§ **CHALLENGE**
Write out the entries again exactly as they are given.

--- Begin ---

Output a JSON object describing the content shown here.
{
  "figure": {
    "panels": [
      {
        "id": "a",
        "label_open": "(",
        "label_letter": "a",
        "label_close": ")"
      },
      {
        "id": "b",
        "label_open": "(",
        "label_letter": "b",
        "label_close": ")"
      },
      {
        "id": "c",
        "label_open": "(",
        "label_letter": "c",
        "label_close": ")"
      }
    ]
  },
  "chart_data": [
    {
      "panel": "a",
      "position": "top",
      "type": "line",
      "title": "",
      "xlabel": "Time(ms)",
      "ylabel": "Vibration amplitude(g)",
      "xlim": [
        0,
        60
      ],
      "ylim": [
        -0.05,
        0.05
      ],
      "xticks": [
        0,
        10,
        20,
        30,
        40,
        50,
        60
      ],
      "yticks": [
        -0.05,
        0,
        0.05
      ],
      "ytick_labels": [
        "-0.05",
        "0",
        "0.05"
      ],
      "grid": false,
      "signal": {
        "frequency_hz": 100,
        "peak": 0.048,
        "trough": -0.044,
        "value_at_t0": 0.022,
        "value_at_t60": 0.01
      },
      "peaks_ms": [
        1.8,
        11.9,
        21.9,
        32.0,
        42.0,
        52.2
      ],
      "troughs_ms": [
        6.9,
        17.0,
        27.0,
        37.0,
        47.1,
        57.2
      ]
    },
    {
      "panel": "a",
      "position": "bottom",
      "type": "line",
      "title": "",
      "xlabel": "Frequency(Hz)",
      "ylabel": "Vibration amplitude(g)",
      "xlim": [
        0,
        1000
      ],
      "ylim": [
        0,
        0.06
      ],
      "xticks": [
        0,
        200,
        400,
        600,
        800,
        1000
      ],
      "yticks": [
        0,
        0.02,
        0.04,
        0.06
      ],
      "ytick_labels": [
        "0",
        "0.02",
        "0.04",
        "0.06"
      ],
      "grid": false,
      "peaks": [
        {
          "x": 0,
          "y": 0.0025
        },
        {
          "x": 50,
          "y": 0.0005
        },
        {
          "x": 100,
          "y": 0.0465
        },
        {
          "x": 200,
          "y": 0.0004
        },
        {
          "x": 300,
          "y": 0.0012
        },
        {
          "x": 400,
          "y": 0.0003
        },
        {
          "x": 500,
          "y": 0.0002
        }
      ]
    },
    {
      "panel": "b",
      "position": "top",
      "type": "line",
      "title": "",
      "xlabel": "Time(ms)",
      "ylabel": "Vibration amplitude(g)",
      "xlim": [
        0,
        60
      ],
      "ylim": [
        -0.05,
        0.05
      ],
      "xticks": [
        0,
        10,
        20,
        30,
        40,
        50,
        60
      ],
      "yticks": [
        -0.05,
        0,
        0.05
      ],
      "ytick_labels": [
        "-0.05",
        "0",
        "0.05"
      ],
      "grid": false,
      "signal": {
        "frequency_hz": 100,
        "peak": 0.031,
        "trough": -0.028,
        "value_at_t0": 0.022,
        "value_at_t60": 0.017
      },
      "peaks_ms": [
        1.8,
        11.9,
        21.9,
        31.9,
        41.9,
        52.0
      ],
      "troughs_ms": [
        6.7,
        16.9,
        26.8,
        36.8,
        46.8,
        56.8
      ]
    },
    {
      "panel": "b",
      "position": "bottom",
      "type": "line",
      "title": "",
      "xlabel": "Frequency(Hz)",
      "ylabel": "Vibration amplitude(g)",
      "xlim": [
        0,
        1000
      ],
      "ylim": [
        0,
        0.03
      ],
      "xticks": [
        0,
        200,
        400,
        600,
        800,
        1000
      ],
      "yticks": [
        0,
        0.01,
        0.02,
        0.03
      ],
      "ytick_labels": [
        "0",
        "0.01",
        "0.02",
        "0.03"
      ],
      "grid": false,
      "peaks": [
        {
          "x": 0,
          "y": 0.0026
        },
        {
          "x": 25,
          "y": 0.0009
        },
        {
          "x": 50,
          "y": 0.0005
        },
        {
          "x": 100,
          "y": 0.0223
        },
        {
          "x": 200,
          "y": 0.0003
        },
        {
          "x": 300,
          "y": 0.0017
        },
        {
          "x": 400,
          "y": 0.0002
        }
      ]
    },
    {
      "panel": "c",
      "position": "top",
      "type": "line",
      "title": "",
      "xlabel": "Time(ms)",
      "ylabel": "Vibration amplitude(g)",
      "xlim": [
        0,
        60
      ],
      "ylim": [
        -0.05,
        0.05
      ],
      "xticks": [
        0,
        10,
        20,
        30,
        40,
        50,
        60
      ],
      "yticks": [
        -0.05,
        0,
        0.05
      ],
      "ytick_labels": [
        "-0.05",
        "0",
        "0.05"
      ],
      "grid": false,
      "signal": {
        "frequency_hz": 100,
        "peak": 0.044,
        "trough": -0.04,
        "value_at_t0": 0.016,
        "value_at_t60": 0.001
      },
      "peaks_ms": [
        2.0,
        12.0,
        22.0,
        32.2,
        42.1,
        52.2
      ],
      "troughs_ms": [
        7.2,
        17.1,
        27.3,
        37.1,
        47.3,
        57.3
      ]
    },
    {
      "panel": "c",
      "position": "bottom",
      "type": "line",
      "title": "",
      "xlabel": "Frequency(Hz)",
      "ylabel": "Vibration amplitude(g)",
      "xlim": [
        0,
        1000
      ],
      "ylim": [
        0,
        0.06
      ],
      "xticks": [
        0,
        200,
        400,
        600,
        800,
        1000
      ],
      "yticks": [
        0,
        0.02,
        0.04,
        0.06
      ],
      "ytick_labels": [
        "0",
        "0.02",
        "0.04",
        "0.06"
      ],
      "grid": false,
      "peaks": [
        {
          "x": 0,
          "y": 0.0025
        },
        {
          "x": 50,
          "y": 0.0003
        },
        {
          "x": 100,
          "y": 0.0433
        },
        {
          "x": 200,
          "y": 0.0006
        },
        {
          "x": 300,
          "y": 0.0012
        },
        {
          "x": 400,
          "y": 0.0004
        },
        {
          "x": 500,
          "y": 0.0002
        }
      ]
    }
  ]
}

--- End ---

§ **THE REPLY**
Output a JSON object describing the content shown here.
{
  "figure": {
    "panels": [
      {
        "id": "a",
        "label_open": "(",
        "label_letter": "a",
        "label_close": ")"
      },
      {
        "id": "b",
        "label_open": "(",
        "label_letter": "b",
        "label_close": ")"
      },
      {
        "id": "c",
        "label_open": "(",
        "label_letter": "c",
        "label_close": ")"
      }
    ]
  },
  "chart_data": [
    {
      "panel": "a",
      "position": "top",
      "type": "line",
      "title": "",
      "xlabel": "Time(ms)",
      "ylabel": "Vibration amplitude(g)",
      "xlim": [
        0,
        60
      ],
      "ylim": [
        -0.05,
        0.05
      ],
      "xticks": [
        0,
        10,
        20,
        30,
        40,
        50,
        60
      ],
      "yticks": [
        -0.05,
        0,
        0.05
      ],
      "ytick_labels": [
        "-0.05",
        "0",
        "0.05"
      ],
      "grid": false,
      "signal": {
        "frequency_hz": 100,
        "peak": 0.048,
        "trough": -0.044,
        "value_at_t0": 0.022,
        "value_at_t60": 0.01
      },
      "peaks_ms": [
        1.8,
        11.9,
        21.9,
        32.0,
        42.0,
        52.2
      ],
      "troughs_ms": [
        6.9,
        17.0,
        27.0,
        37.0,
        47.1,
        57.2
      ]
    },
    {
      "panel": "a",
      "position": "bottom",
      "type": "line",
      "title": "",
      "xlabel": "Frequency(Hz)",
      "ylabel": "Vibration amplitude(g)",
      "xlim": [
        0,
        1000
      ],
      "ylim": [
        0,
        0.06
      ],
      "xticks": [
        0,
        200,
        400,
        600,
        800,
        1000
      ],
      "yticks": [
        0,
        0.02,
        0.04,
        0.06
      ],
      "ytick_labels": [
        "0",
        "0.02",
        "0.04",
        "0.06"
      ],
      "grid": false,
      "peaks": [
        {
          "x": 0,
          "y": 0.0025
        },
        {
          "x": 50,
          "y": 0.0005
        },
        {
          "x": 100,
          "y": 0.0465
        },
        {
          "x": 200,
          "y": 0.0004
        },
        {
          "x": 300,
          "y": 0.0012
        },
        {
          "x": 400,
          "y": 0.0003
        },
        {
          "x": 500,
          "y": 0.0002
        }
      ]
    },
    {
      "panel": "b",
      "position": "top",
      "type": "line",
      "title": "",
      "xlabel": "Time(ms)",
      "ylabel": "Vibration amplitude(g)",
      "xlim": [
        0,
        60
      ],
      "ylim": [
        -0.05,
        0.05
      ],
      "xticks": [
        0,
        10,
        20,
        30,
        40,
        50,
        60
      ],
      "yticks": [
        -0.05,
        0,
        0.05
      ],
      "ytick_labels": [
        "-0.05",
        "0",
        "0.05"
      ],
      "grid": false,
      "signal": {
        "frequency_hz": 100,
        "peak": 0.031,
        "trough": -0.028,
        "value_at_t0": 0.022,
        "value_at_t60": 0.017
      },
      "peaks_ms": [
        1.8,
        11.9,
        21.9,
        31.9,
        41.9,
        52.0
      ],
      "troughs_ms": [
        6.7,
        16.9,
        26.8,
        36.8,
        46.8,
        56.8
      ]
    },
    {
      "panel": "b",
      "position": "bottom",
      "type": "line",
      "title": "",
      "xlabel": "Frequency(Hz)",
      "ylabel": "Vibration amplitude(g)",
      "xlim": [
        0,
        1000
      ],
      "ylim": [
        0,
        0.03
      ],
      "xticks": [
        0,
        200,
        400,
        600,
        800,
        1000
      ],
      "yticks": [
        0,
        0.01,
        0.02,
        0.03
      ],
      "ytick_labels": [
        "0",
        "0.01",
        "0.02",
        "0.03"
      ],
      "grid": false,
      "peaks": [
        {
          "x": 0,
          "y": 0.0026
        },
        {
          "x": 25,
          "y": 0.0009
        },
        {
          "x": 50,
          "y": 0.0005
        },
        {
          "x": 100,
          "y": 0.0223
        },
        {
          "x": 200,
          "y": 0.0003
        },
        {
          "x": 300,
          "y": 0.0017
        },
        {
          "x": 400,
          "y": 0.0002
        }
      ]
    },
    {
      "panel": "c",
      "position": "top",
      "type": "line",
      "title": "",
      "xlabel": "Time(ms)",
      "ylabel": "Vibration amplitude(g)",
      "xlim": [
        0,
        60
      ],
      "ylim": [
        -0.05,
        0.05
      ],
      "xticks": [
        0,
        10,
        20,
        30,
        40,
        50,
        60
      ],
      "yticks": [
        -0.05,
        0,
        0.05
      ],
      "ytick_labels": [
        "-0.05",
        "0",
        "0.05"
      ],
      "grid": false,
      "signal": {
        "frequency_hz": 100,
        "peak": 0.044,
        "trough": -0.04,
        "value_at_t0": 0.016,
        "value_at_t60": 0.001
      },
      "peaks_ms": [
        2.0,
        12.0,
        22.0,
        32.2,
        42.1,
        52.2
      ],
      "troughs_ms": [
        7.2,
        17.1,
        27.3,
        37.1,
        47.3,
        57.3
      ]
    },
    {
      "panel": "c",
      "position": "bottom",
      "type": "line",
      "title": "",
      "xlabel": "Frequency(Hz)",
      "ylabel": "Vibration amplitude(g)",
      "xlim": [
        0,
        1000
      ],
      "ylim": [
        0,
        0.06
      ],
      "xticks": [
        0,
        200,
        400,
        600,
        800,
        1000
      ],
      "yticks": [
        0,
        0.02,
        0.04,
        0.06
      ],
      "ytick_labels": [
        "0",
        "0.02",
        "0.04",
        "0.06"
      ],
      "grid": false,
      "peaks": [
        {
          "x": 0,
          "y": 0.0025
        },
        {
          "x": 50,
          "y": 0.0003
        },
        {
          "x": 100,
          "y": 0.0433
        },
        {
          "x": 200,
          "y": 0.0006
        },
        {
          "x": 300,
          "y": 0.0012
        },
        {
          "x": 400,
          "y": 0.0004
        },
        {
          "x": 500,
          "y": 0.0002
        }
      ]
    }
  ]
}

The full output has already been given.